- **Goal**
Count the lines below that contain the word "marker" and give only that number.

- **Record extracts**
......

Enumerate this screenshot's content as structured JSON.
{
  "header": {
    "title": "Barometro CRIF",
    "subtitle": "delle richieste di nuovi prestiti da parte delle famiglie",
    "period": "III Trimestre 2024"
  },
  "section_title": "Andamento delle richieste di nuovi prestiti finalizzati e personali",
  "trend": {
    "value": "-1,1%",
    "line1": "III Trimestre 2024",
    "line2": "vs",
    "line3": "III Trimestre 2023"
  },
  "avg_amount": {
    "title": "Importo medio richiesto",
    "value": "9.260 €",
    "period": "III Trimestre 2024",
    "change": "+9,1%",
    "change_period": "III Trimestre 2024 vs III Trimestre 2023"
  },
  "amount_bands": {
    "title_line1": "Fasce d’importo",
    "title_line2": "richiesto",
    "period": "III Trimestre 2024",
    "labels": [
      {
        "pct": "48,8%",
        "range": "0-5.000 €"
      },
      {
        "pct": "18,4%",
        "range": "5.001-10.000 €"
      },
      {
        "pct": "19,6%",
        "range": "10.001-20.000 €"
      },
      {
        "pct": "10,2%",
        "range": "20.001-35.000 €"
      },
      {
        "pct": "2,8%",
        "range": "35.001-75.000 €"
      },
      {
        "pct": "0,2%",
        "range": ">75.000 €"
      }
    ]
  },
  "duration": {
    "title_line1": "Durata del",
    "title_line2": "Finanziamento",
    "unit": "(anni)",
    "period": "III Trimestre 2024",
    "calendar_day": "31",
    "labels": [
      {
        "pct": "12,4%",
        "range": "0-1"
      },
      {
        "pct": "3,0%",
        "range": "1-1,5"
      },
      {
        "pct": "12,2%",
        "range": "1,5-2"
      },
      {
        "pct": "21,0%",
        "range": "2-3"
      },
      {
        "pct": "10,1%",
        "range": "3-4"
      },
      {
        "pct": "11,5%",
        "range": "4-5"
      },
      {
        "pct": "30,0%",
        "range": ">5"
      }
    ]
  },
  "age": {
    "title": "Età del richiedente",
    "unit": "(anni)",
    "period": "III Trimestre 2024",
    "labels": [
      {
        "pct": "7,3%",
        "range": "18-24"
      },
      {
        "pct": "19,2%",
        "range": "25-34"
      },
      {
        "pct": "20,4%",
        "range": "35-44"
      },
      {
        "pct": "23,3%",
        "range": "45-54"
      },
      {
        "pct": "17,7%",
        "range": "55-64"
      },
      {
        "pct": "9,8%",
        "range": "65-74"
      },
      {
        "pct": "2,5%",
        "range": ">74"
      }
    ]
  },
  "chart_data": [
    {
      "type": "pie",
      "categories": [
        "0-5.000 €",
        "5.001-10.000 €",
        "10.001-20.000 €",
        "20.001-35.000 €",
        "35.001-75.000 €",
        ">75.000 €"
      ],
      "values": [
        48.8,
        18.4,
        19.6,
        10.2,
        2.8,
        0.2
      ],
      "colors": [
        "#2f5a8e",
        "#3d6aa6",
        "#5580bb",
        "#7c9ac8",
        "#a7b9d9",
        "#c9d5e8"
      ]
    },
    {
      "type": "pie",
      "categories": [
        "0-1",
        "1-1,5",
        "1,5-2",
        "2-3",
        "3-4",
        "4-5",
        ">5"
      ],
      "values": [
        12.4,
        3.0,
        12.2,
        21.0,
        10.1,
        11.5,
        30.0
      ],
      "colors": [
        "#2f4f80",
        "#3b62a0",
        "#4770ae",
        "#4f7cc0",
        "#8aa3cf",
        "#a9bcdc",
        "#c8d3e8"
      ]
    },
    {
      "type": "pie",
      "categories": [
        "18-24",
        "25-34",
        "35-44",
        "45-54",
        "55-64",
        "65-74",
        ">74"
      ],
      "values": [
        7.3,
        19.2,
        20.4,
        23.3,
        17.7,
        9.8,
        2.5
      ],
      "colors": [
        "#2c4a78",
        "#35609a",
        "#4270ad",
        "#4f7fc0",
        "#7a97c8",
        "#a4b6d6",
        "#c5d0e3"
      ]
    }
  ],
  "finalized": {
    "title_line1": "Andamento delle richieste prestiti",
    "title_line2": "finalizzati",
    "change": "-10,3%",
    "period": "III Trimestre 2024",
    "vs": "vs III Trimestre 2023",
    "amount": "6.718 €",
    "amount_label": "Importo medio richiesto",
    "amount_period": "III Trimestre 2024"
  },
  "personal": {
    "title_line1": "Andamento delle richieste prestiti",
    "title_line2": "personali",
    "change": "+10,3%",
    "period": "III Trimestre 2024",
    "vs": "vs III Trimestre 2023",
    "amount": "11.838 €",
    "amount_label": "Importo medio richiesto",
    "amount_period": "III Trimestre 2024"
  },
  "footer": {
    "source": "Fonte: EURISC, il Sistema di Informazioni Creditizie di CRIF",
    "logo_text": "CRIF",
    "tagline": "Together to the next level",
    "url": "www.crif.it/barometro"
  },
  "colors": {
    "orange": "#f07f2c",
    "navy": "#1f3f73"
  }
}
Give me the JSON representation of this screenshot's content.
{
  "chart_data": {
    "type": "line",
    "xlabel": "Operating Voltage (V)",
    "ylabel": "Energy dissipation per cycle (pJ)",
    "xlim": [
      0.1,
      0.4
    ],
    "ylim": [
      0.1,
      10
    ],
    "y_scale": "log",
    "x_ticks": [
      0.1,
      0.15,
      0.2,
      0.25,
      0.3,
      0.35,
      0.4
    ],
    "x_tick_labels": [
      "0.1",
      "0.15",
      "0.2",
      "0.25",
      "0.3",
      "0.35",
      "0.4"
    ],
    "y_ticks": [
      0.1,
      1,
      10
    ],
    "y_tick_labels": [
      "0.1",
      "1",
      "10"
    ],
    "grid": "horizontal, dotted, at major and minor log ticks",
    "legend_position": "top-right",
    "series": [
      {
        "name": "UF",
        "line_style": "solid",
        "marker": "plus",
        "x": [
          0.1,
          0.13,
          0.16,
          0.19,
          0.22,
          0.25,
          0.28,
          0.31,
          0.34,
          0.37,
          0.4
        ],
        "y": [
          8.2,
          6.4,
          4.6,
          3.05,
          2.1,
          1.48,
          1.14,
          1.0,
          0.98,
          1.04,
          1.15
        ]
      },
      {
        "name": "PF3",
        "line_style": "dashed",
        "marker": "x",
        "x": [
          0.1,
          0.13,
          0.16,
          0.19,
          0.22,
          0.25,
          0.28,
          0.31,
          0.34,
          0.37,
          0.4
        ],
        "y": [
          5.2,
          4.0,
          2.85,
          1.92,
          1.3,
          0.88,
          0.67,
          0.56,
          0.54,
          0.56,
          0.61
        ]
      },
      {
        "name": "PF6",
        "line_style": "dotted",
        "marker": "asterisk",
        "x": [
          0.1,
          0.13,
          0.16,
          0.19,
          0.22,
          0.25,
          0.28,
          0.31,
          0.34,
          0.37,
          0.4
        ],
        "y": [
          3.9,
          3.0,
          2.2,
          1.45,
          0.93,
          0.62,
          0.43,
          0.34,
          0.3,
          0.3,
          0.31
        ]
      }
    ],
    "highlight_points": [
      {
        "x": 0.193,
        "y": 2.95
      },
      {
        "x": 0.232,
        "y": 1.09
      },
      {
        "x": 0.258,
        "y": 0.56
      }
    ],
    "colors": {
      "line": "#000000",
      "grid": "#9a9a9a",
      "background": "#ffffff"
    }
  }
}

......

- **Answer to this problem**
3